» **Problem description**
Identify each line below that contains the word "должна", and copy it out.

» **Information given**
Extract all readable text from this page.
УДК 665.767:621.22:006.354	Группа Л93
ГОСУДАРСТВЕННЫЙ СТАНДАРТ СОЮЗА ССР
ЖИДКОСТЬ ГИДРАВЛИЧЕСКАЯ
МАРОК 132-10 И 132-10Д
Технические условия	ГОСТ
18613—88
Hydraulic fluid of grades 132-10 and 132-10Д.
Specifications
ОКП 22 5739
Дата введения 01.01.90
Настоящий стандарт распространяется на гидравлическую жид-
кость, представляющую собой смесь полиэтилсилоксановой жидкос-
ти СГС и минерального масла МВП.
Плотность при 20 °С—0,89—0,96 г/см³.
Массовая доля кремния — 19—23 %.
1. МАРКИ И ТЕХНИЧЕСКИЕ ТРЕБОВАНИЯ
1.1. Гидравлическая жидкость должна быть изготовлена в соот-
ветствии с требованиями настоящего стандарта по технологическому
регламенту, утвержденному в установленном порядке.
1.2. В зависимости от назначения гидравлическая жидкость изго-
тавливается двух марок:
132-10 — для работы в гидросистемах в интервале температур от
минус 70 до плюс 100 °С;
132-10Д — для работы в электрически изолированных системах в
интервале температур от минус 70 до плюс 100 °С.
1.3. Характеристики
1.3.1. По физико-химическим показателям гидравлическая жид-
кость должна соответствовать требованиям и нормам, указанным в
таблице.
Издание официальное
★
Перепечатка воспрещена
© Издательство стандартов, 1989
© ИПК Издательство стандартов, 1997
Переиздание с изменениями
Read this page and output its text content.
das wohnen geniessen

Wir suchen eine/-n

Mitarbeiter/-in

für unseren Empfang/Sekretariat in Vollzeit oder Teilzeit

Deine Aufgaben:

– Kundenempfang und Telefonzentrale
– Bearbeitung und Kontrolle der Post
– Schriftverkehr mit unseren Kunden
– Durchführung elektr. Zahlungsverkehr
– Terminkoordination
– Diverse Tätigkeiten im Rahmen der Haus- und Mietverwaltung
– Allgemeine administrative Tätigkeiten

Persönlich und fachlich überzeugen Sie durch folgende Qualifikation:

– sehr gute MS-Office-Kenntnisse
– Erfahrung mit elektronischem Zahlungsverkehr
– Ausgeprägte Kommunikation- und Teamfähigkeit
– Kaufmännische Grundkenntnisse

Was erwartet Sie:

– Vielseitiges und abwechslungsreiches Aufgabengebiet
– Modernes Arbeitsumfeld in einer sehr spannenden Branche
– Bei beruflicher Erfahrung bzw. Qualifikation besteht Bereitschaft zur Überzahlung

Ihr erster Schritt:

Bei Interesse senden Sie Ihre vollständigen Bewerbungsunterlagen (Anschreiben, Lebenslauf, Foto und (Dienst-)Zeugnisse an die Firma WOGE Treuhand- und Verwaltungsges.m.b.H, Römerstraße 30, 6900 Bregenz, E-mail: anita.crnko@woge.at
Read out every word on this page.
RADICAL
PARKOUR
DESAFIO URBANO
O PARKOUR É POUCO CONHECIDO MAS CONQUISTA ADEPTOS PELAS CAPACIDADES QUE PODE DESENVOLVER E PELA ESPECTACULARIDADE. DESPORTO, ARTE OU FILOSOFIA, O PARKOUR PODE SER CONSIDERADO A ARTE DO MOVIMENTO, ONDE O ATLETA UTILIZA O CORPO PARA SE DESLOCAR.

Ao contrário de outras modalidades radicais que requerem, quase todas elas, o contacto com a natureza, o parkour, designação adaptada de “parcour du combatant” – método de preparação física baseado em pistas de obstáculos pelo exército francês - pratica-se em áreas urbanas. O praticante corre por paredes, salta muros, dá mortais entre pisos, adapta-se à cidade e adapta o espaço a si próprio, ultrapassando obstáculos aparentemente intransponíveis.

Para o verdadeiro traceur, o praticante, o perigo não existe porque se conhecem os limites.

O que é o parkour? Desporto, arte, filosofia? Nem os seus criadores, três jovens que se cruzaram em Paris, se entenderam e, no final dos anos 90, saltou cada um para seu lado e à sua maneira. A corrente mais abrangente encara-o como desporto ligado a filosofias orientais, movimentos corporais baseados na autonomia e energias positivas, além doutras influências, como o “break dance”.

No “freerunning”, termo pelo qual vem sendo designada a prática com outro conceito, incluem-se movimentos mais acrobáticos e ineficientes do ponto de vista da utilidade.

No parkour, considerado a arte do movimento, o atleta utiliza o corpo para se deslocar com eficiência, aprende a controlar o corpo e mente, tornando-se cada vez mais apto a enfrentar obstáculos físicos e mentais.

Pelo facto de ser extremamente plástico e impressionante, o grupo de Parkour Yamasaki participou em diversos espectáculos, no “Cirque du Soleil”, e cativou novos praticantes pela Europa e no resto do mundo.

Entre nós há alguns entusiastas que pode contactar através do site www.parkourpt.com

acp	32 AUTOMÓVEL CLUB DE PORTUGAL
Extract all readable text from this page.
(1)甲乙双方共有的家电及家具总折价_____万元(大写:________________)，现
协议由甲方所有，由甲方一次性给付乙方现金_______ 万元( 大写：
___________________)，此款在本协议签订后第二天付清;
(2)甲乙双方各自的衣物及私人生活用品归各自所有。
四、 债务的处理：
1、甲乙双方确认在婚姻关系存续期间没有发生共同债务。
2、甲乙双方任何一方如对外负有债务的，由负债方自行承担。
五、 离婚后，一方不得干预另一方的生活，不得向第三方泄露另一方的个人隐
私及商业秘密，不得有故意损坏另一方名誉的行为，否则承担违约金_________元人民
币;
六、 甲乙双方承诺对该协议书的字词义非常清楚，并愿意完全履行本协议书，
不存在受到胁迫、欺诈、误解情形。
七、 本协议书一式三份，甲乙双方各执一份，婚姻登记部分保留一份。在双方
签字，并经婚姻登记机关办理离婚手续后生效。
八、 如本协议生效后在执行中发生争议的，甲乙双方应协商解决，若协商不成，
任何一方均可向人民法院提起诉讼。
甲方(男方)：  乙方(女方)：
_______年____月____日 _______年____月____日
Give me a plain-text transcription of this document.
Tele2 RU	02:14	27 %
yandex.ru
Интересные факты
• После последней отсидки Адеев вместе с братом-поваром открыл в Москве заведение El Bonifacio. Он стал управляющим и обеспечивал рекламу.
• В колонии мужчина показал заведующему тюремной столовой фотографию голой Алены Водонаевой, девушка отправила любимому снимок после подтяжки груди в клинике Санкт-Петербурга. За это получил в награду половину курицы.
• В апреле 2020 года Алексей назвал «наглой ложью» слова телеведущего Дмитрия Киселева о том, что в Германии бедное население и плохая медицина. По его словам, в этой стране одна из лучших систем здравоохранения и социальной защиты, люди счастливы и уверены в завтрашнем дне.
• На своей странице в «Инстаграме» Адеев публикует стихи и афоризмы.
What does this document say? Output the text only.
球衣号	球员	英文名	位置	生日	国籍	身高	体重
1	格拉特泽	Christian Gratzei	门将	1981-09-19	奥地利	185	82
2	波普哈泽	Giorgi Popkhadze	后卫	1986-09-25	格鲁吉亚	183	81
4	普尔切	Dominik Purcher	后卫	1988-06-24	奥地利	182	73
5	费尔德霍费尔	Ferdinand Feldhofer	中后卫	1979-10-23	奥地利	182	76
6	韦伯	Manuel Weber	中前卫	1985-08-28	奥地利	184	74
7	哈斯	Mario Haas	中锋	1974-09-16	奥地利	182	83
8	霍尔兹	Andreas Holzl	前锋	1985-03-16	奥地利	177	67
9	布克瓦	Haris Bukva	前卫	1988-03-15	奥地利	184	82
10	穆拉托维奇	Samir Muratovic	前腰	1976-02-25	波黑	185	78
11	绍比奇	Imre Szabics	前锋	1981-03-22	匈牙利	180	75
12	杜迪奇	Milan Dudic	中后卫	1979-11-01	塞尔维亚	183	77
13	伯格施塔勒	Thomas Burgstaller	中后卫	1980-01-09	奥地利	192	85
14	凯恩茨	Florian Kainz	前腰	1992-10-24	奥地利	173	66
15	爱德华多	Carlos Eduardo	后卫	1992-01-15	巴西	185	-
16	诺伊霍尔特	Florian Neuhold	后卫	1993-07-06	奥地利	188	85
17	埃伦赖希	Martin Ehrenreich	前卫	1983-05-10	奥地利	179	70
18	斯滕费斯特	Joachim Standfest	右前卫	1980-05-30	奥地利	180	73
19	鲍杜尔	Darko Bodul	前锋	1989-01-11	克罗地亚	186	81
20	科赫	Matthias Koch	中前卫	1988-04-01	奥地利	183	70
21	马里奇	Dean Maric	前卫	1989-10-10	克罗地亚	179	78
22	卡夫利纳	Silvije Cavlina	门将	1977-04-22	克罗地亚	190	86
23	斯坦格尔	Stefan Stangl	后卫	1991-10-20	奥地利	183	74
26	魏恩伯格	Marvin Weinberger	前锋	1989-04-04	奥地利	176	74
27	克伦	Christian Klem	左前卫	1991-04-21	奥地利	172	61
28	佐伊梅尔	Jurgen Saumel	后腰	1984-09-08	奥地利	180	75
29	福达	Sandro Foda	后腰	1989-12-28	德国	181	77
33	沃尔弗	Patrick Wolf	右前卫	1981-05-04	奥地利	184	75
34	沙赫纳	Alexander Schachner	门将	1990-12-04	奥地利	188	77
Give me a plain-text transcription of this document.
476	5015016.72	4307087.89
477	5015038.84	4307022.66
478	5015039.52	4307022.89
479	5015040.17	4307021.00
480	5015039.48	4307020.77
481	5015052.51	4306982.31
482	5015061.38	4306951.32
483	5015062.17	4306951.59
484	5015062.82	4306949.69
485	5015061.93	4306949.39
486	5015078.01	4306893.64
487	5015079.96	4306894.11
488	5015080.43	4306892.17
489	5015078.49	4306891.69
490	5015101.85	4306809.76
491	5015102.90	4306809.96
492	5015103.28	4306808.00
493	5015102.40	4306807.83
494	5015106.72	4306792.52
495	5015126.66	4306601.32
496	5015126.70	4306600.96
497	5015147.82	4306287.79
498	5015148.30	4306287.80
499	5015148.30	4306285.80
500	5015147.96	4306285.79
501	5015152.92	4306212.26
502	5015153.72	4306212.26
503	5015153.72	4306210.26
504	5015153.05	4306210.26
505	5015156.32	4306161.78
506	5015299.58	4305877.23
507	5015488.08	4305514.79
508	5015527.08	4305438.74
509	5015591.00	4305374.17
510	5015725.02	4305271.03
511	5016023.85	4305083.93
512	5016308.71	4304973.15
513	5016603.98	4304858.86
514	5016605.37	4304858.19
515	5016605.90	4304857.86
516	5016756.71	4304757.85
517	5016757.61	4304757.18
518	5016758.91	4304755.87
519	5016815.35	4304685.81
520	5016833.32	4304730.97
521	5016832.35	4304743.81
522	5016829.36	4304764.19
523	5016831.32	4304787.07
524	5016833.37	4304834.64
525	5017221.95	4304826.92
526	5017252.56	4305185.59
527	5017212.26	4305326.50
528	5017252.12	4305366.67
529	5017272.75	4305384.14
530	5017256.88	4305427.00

» **Response**
1.1. Гидравлическая жидкость должна быть изготовлена в соот-
кость должна соответствовать требованиям и нормам, указанным в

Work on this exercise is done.